• [Objective] Reproduce the data below in full and exclude every picture.

<<<<

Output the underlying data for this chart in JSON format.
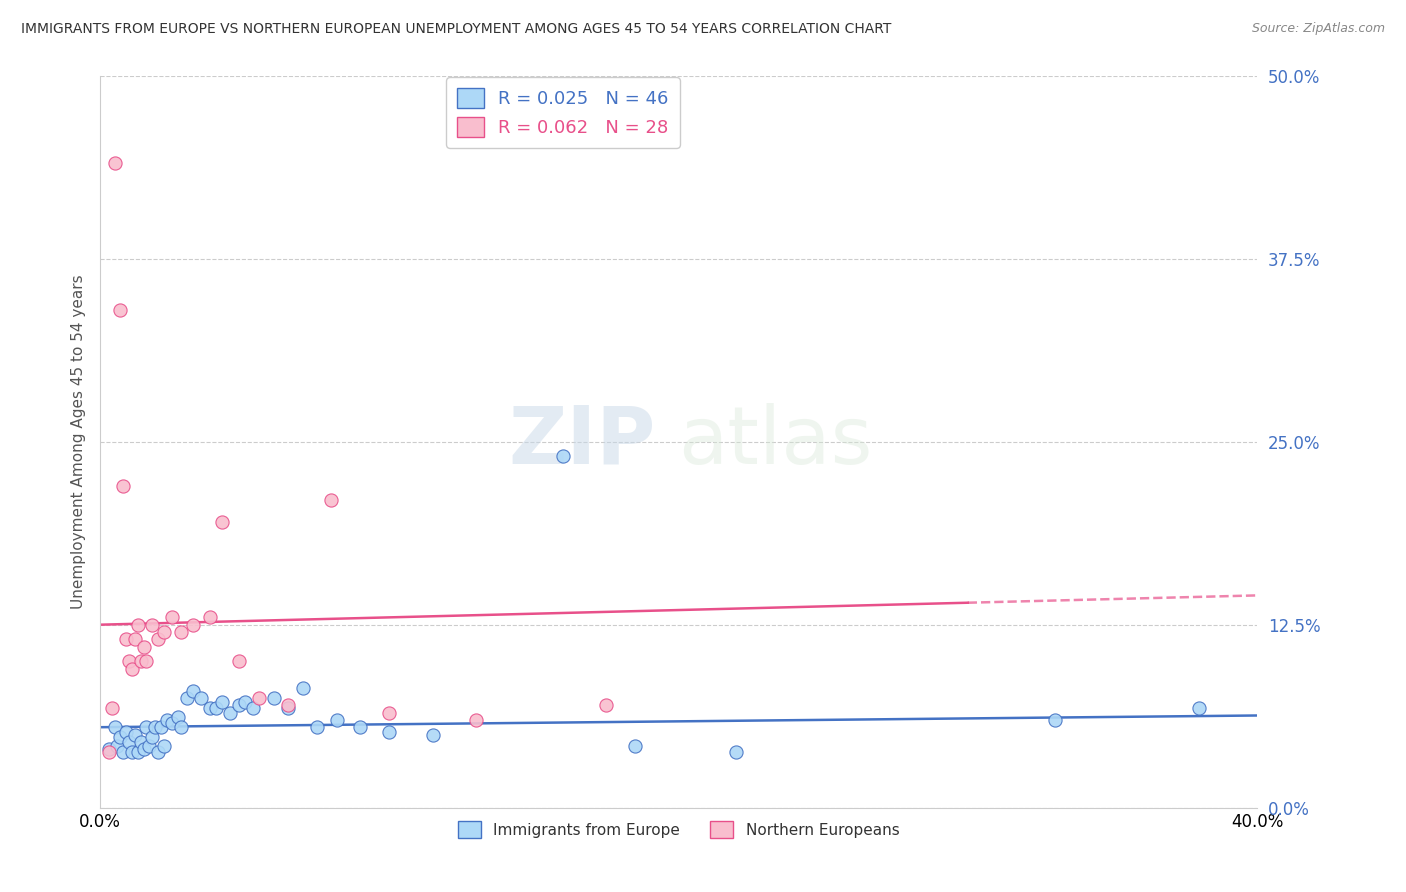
{
  "title": "IMMIGRANTS FROM EUROPE VS NORTHERN EUROPEAN UNEMPLOYMENT AMONG AGES 45 TO 54 YEARS CORRELATION CHART",
  "source": "Source: ZipAtlas.com",
  "ylabel": "Unemployment Among Ages 45 to 54 years",
  "xlabel_blue": "Immigrants from Europe",
  "xlabel_pink": "Northern Europeans",
  "xlim": [
    0.0,
    0.4
  ],
  "ylim": [
    0.0,
    0.5
  ],
  "yticks_right": [
    0.0,
    0.125,
    0.25,
    0.375,
    0.5
  ],
  "ytick_labels_right": [
    "0.0%",
    "12.5%",
    "25.0%",
    "37.5%",
    "50.0%"
  ],
  "xtick_positions": [
    0.0,
    0.4
  ],
  "xtick_labels": [
    "0.0%",
    "40.0%"
  ],
  "blue_R": 0.025,
  "blue_N": 46,
  "pink_R": 0.062,
  "pink_N": 28,
  "blue_color": "#ADD8F7",
  "pink_color": "#F9BECE",
  "blue_line_color": "#4472C4",
  "pink_line_color": "#E8508A",
  "watermark_zip": "ZIP",
  "watermark_atlas": "atlas",
  "blue_x": [
    0.003,
    0.005,
    0.006,
    0.007,
    0.008,
    0.009,
    0.01,
    0.011,
    0.012,
    0.013,
    0.014,
    0.015,
    0.016,
    0.017,
    0.018,
    0.019,
    0.02,
    0.021,
    0.022,
    0.023,
    0.025,
    0.027,
    0.028,
    0.03,
    0.032,
    0.035,
    0.038,
    0.04,
    0.042,
    0.045,
    0.048,
    0.05,
    0.053,
    0.06,
    0.065,
    0.07,
    0.075,
    0.082,
    0.09,
    0.1,
    0.115,
    0.16,
    0.185,
    0.22,
    0.33,
    0.38
  ],
  "blue_y": [
    0.04,
    0.055,
    0.042,
    0.048,
    0.038,
    0.052,
    0.045,
    0.038,
    0.05,
    0.038,
    0.045,
    0.04,
    0.055,
    0.042,
    0.048,
    0.055,
    0.038,
    0.055,
    0.042,
    0.06,
    0.058,
    0.062,
    0.055,
    0.075,
    0.08,
    0.075,
    0.068,
    0.068,
    0.072,
    0.065,
    0.07,
    0.072,
    0.068,
    0.075,
    0.068,
    0.082,
    0.055,
    0.06,
    0.055,
    0.052,
    0.05,
    0.24,
    0.042,
    0.038,
    0.06,
    0.068
  ],
  "pink_x": [
    0.003,
    0.004,
    0.005,
    0.007,
    0.008,
    0.009,
    0.01,
    0.011,
    0.012,
    0.013,
    0.014,
    0.015,
    0.016,
    0.018,
    0.02,
    0.022,
    0.025,
    0.028,
    0.032,
    0.038,
    0.042,
    0.048,
    0.055,
    0.065,
    0.08,
    0.1,
    0.13,
    0.175
  ],
  "pink_y": [
    0.038,
    0.068,
    0.44,
    0.34,
    0.22,
    0.115,
    0.1,
    0.095,
    0.115,
    0.125,
    0.1,
    0.11,
    0.1,
    0.125,
    0.115,
    0.12,
    0.13,
    0.12,
    0.125,
    0.13,
    0.195,
    0.1,
    0.075,
    0.07,
    0.21,
    0.065,
    0.06,
    0.07
  ]
}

>>>>

• [Solution]
Output the underlying data for this chart in JSON format.
{
  "title": "IMMIGRANTS FROM EUROPE VS NORTHERN EUROPEAN UNEMPLOYMENT AMONG AGES 45 TO 54 YEARS CORRELATION CHART",
  "source": "Source: ZipAtlas.com",
  "ylabel": "Unemployment Among Ages 45 to 54 years",
  "xlabel_blue": "Immigrants from Europe",
  "xlabel_pink": "Northern Europeans",
  "xlim": [
    0.0,
    0.4
  ],
  "ylim": [
    0.0,
    0.5
  ],
  "yticks_right": [
    0.0,
    0.125,
    0.25,
    0.375,
    0.5
  ],
  "ytick_labels_right": [
    "0.0%",
    "12.5%",
    "25.0%",
    "37.5%",
    "50.0%"
  ],
  "xtick_positions": [
    0.0,
    0.4
  ],
  "xtick_labels": [
    "0.0%",
    "40.0%"
  ],
  "blue_R": 0.025,
  "blue_N": 46,
  "pink_R": 0.062,
  "pink_N": 28,
  "blue_color": "#ADD8F7",
  "pink_color": "#F9BECE",
  "blue_line_color": "#4472C4",
  "pink_line_color": "#E8508A",
  "watermark_zip": "ZIP",
  "watermark_atlas": "atlas",
  "blue_x": [
    0.003,
    0.005,
    0.006,
    0.007,
    0.008,
    0.009,
    0.01,
    0.011,
    0.012,
    0.013,
    0.014,
    0.015,
    0.016,
    0.017,
    0.018,
    0.019,
    0.02,
    0.021,
    0.022,
    0.023,
    0.025,
    0.027,
    0.028,
    0.03,
    0.032,
    0.035,
    0.038,
    0.04,
    0.042,
    0.045,
    0.048,
    0.05,
    0.053,
    0.06,
    0.065,
    0.07,
    0.075,
    0.082,
    0.09,
    0.1,
    0.115,
    0.16,
    0.185,
    0.22,
    0.33,
    0.38
  ],
  "blue_y": [
    0.04,
    0.055,
    0.042,
    0.048,
    0.038,
    0.052,
    0.045,
    0.038,
    0.05,
    0.038,
    0.045,
    0.04,
    0.055,
    0.042,
    0.048,
    0.055,
    0.038,
    0.055,
    0.042,
    0.06,
    0.058,
    0.062,
    0.055,
    0.075,
    0.08,
    0.075,
    0.068,
    0.068,
    0.072,
    0.065,
    0.07,
    0.072,
    0.068,
    0.075,
    0.068,
    0.082,
    0.055,
    0.06,
    0.055,
    0.052,
    0.05,
    0.24,
    0.042,
    0.038,
    0.06,
    0.068
  ],
  "pink_x": [
    0.003,
    0.004,
    0.005,
    0.007,
    0.008,
    0.009,
    0.01,
    0.011,
    0.012,
    0.013,
    0.014,
    0.015,
    0.016,
    0.018,
    0.02,
    0.022,
    0.025,
    0.028,
    0.032,
    0.038,
    0.042,
    0.048,
    0.055,
    0.065,
    0.08,
    0.1,
    0.13,
    0.175
  ],
  "pink_y": [
    0.038,
    0.068,
    0.44,
    0.34,
    0.22,
    0.115,
    0.1,
    0.095,
    0.115,
    0.125,
    0.1,
    0.11,
    0.1,
    0.125,
    0.115,
    0.12,
    0.13,
    0.12,
    0.125,
    0.13,
    0.195,
    0.1,
    0.075,
    0.07,
    0.21,
    0.065,
    0.06,
    0.07
  ]
}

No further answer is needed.